====== Records supplied

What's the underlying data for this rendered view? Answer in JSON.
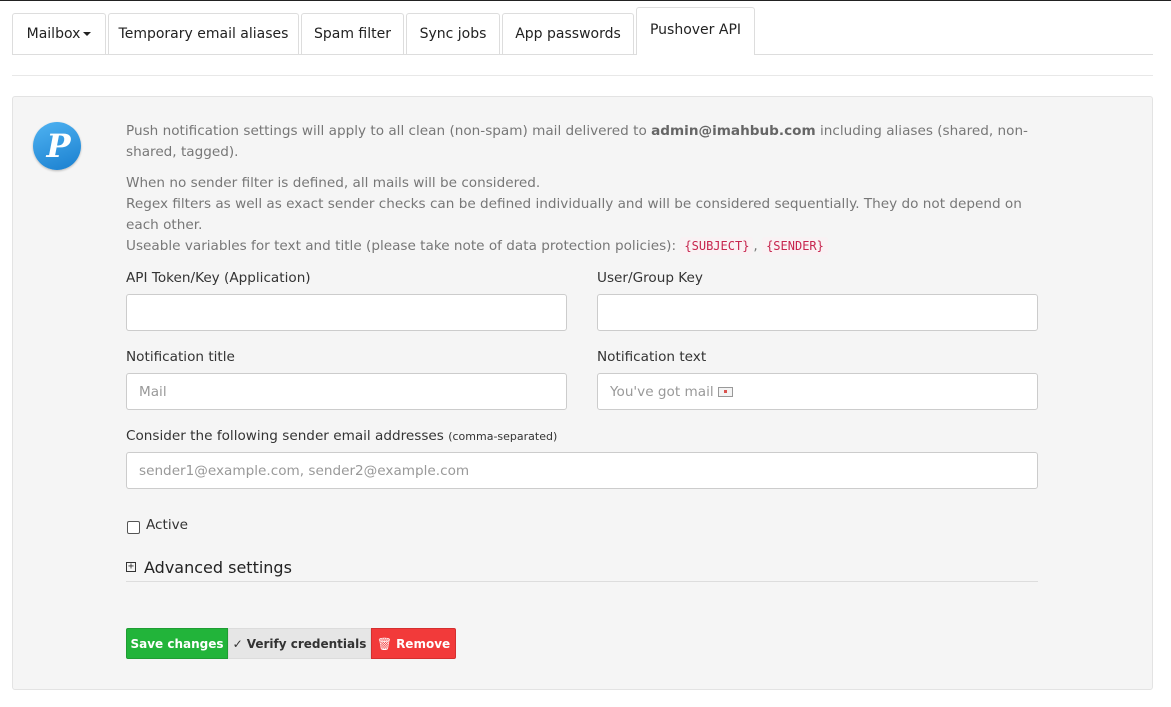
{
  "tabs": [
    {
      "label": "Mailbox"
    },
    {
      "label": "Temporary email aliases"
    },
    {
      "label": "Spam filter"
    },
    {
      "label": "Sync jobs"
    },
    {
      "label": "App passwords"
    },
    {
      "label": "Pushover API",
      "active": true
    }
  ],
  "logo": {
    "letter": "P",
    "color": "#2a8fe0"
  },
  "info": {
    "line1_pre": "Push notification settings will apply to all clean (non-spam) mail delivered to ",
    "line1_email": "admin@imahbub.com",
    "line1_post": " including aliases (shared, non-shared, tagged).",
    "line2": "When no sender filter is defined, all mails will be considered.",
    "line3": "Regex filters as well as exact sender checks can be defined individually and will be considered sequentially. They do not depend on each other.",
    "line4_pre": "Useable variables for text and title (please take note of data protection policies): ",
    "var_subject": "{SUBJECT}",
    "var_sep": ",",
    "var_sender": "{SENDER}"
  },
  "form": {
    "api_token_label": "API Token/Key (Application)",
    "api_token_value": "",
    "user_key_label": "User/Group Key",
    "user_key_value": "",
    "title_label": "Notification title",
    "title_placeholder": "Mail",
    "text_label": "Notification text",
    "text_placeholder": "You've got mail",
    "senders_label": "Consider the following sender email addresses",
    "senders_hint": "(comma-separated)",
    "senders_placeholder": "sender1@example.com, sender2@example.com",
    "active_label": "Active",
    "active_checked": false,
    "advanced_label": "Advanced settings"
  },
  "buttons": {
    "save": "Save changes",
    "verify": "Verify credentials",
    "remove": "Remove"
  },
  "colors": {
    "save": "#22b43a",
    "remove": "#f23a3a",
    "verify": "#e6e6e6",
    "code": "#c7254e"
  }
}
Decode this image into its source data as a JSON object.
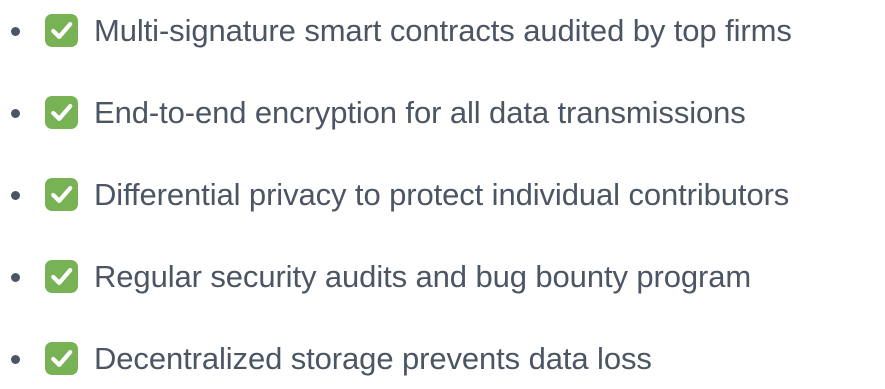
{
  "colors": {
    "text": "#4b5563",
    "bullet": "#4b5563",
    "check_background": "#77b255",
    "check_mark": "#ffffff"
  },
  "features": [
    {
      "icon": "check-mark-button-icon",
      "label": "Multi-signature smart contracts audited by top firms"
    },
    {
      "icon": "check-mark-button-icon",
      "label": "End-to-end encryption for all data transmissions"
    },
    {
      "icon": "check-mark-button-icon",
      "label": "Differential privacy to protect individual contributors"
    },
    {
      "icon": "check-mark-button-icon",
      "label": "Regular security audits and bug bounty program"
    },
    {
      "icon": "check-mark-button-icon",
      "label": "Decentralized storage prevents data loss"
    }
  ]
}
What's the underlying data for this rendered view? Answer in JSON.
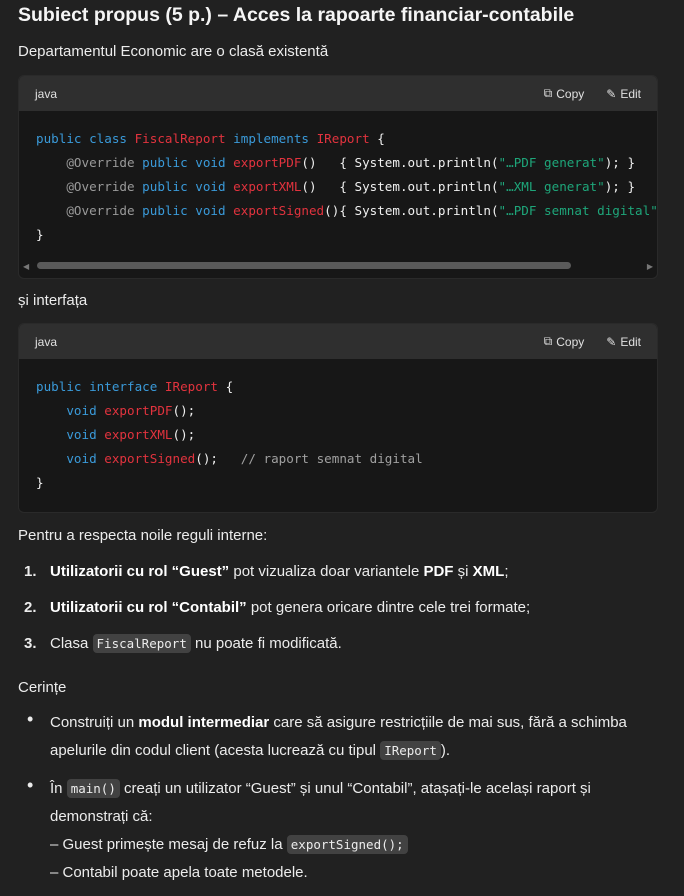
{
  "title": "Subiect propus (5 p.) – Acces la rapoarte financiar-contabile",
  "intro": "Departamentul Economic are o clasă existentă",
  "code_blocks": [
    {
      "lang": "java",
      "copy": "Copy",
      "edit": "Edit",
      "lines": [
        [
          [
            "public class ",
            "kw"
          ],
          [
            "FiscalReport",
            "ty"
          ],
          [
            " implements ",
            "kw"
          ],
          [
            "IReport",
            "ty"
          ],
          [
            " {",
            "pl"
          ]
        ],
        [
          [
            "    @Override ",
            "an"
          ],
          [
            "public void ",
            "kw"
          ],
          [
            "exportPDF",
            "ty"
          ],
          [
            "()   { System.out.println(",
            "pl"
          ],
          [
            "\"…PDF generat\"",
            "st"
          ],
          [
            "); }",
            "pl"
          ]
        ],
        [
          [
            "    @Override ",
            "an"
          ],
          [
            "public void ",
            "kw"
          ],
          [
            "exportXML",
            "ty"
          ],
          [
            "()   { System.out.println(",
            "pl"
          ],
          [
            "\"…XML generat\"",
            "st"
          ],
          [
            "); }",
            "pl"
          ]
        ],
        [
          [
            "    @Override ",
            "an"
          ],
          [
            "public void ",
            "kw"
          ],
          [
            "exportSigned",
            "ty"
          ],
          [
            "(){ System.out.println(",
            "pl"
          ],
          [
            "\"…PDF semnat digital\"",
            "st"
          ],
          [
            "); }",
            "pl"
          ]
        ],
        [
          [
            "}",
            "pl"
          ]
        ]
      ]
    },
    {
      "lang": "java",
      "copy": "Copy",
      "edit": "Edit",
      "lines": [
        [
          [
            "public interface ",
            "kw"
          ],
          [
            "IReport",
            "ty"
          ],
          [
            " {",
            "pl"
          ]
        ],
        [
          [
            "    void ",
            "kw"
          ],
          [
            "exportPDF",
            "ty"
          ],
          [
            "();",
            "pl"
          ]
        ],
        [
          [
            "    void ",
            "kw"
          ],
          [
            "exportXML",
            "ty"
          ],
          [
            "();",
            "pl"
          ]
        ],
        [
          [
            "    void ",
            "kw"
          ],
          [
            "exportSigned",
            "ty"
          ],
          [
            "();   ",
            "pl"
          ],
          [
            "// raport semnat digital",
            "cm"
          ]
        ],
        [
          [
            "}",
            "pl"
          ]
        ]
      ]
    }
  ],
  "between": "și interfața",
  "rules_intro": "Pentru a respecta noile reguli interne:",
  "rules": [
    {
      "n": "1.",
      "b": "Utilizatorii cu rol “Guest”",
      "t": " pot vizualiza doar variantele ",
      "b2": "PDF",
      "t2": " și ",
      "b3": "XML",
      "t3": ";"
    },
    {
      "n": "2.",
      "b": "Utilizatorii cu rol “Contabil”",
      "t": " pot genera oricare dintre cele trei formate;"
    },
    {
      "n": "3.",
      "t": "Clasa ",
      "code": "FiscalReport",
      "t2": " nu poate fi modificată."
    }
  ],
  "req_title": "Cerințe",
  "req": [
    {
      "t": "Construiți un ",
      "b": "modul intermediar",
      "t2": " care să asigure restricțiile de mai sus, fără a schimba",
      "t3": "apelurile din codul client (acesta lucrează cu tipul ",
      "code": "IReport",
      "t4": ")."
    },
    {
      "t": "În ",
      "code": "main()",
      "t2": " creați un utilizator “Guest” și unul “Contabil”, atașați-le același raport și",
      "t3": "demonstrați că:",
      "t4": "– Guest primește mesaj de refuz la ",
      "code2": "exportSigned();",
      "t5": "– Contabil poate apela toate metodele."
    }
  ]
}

============

- [Task brief]
Your task is to repeat the material above exactly, without its pictures.

- [Answer to this exercise]
What's the underlying data for this rendered view? Answer in JSON.
{
  "tabs": [
    {
      "label": "Mailbox"
    },
    {
      "label": "Temporary email aliases"
    },
    {
      "label": "Spam filter"
    },
    {
      "label": "Sync jobs"
    },
    {
      "label": "App passwords"
    },
    {
      "label": "Pushover API",
      "active": true
    }
  ],
  "logo": {
    "letter": "P",
    "color": "#2a8fe0"
  },
  "info": {
    "line1_pre": "Push notification settings will apply to all clean (non-spam) mail delivered to ",
    "line1_email": "admin@imahbub.com",
    "line1_post": " including aliases (shared, non-shared, tagged).",
    "line2": "When no sender filter is defined, all mails will be considered.",
    "line3": "Regex filters as well as exact sender checks can be defined individually and will be considered sequentially. They do not depend on each other.",
    "line4_pre": "Useable variables for text and title (please take note of data protection policies): ",
    "var_subject": "{SUBJECT}",
    "var_sep": ",",
    "var_sender": "{SENDER}"
  },
  "form": {
    "api_token_label": "API Token/Key (Application)",
    "api_token_value": "",
    "user_key_label": "User/Group Key",
    "user_key_value": "",
    "title_label": "Notification title",
    "title_placeholder": "Mail",
    "text_label": "Notification text",
    "text_placeholder": "You've got mail",
    "senders_label": "Consider the following sender email addresses",
    "senders_hint": "(comma-separated)",
    "senders_placeholder": "sender1@example.com, sender2@example.com",
    "active_label": "Active",
    "active_checked": false,
    "advanced_label": "Advanced settings"
  },
  "buttons": {
    "save": "Save changes",
    "verify": "Verify credentials",
    "remove": "Remove"
  },
  "colors": {
    "save": "#22b43a",
    "remove": "#f23a3a",
    "verify": "#e6e6e6",
    "code": "#c7254e"
  }
}
Decode this image into its source data as a JSON object.
{
  "colors": {
    "text": "#4b5563",
    "bullet": "#4b5563",
    "check_background": "#77b255",
    "check_mark": "#ffffff"
  },
  "features": [
    {
      "icon": "check-mark-button-icon",
      "label": "Multi-signature smart contracts audited by top firms"
    },
    {
      "icon": "check-mark-button-icon",
      "label": "End-to-end encryption for all data transmissions"
    },
    {
      "icon": "check-mark-button-icon",
      "label": "Differential privacy to protect individual contributors"
    },
    {
      "icon": "check-mark-button-icon",
      "label": "Regular security audits and bug bounty program"
    },
    {
      "icon": "check-mark-button-icon",
      "label": "Decentralized storage prevents data loss"
    }
  ]
}
What's the underlying data for this rendered view? Answer in JSON.
{
  "title": "Subiect propus (5 p.) – Acces la rapoarte financiar-contabile",
  "intro": "Departamentul Economic are o clasă existentă",
  "code_blocks": [
    {
      "lang": "java",
      "copy": "Copy",
      "edit": "Edit",
      "lines": [
        [
          [
            "public class ",
            "kw"
          ],
          [
            "FiscalReport",
            "ty"
          ],
          [
            " implements ",
            "kw"
          ],
          [
            "IReport",
            "ty"
          ],
          [
            " {",
            "pl"
          ]
        ],
        [
          [
            "    @Override ",
            "an"
          ],
          [
            "public void ",
            "kw"
          ],
          [
            "exportPDF",
            "ty"
          ],
          [
            "()   { System.out.println(",
            "pl"
          ],
          [
            "\"…PDF generat\"",
            "st"
          ],
          [
            "); }",
            "pl"
          ]
        ],
        [
          [
            "    @Override ",
            "an"
          ],
          [
            "public void ",
            "kw"
          ],
          [
            "exportXML",
            "ty"
          ],
          [
            "()   { System.out.println(",
            "pl"
          ],
          [
            "\"…XML generat\"",
            "st"
          ],
          [
            "); }",
            "pl"
          ]
        ],
        [
          [
            "    @Override ",
            "an"
          ],
          [
            "public void ",
            "kw"
          ],
          [
            "exportSigned",
            "ty"
          ],
          [
            "(){ System.out.println(",
            "pl"
          ],
          [
            "\"…PDF semnat digital\"",
            "st"
          ],
          [
            "); }",
            "pl"
          ]
        ],
        [
          [
            "}",
            "pl"
          ]
        ]
      ]
    },
    {
      "lang": "java",
      "copy": "Copy",
      "edit": "Edit",
      "lines": [
        [
          [
            "public interface ",
            "kw"
          ],
          [
            "IReport",
            "ty"
          ],
          [
            " {",
            "pl"
          ]
        ],
        [
          [
            "    void ",
            "kw"
          ],
          [
            "exportPDF",
            "ty"
          ],
          [
            "();",
            "pl"
          ]
        ],
        [
          [
            "    void ",
            "kw"
          ],
          [
            "exportXML",
            "ty"
          ],
          [
            "();",
            "pl"
          ]
        ],
        [
          [
            "    void ",
            "kw"
          ],
          [
            "exportSigned",
            "ty"
          ],
          [
            "();   ",
            "pl"
          ],
          [
            "// raport semnat digital",
            "cm"
          ]
        ],
        [
          [
            "}",
            "pl"
          ]
        ]
      ]
    }
  ],
  "between": "și interfața",
  "rules_intro": "Pentru a respecta noile reguli interne:",
  "rules": [
    {
      "n": "1.",
      "b": "Utilizatorii cu rol “Guest”",
      "t": " pot vizualiza doar variantele ",
      "b2": "PDF",
      "t2": " și ",
      "b3": "XML",
      "t3": ";"
    },
    {
      "n": "2.",
      "b": "Utilizatorii cu rol “Contabil”",
      "t": " pot genera oricare dintre cele trei formate;"
    },
    {
      "n": "3.",
      "t": "Clasa ",
      "code": "FiscalReport",
      "t2": " nu poate fi modificată."
    }
  ],
  "req_title": "Cerințe",
  "req": [
    {
      "t": "Construiți un ",
      "b": "modul intermediar",
      "t2": " care să asigure restricțiile de mai sus, fără a schimba",
      "t3": "apelurile din codul client (acesta lucrează cu tipul ",
      "code": "IReport",
      "t4": ")."
    },
    {
      "t": "În ",
      "code": "main()",
      "t2": " creați un utilizator “Guest” și unul “Contabil”, atașați-le același raport și",
      "t3": "demonstrați că:",
      "t4": "– Guest primește mesaj de refuz la ",
      "code2": "exportSigned();",
      "t5": "– Contabil poate apela toate metodele."
    }
  ]
}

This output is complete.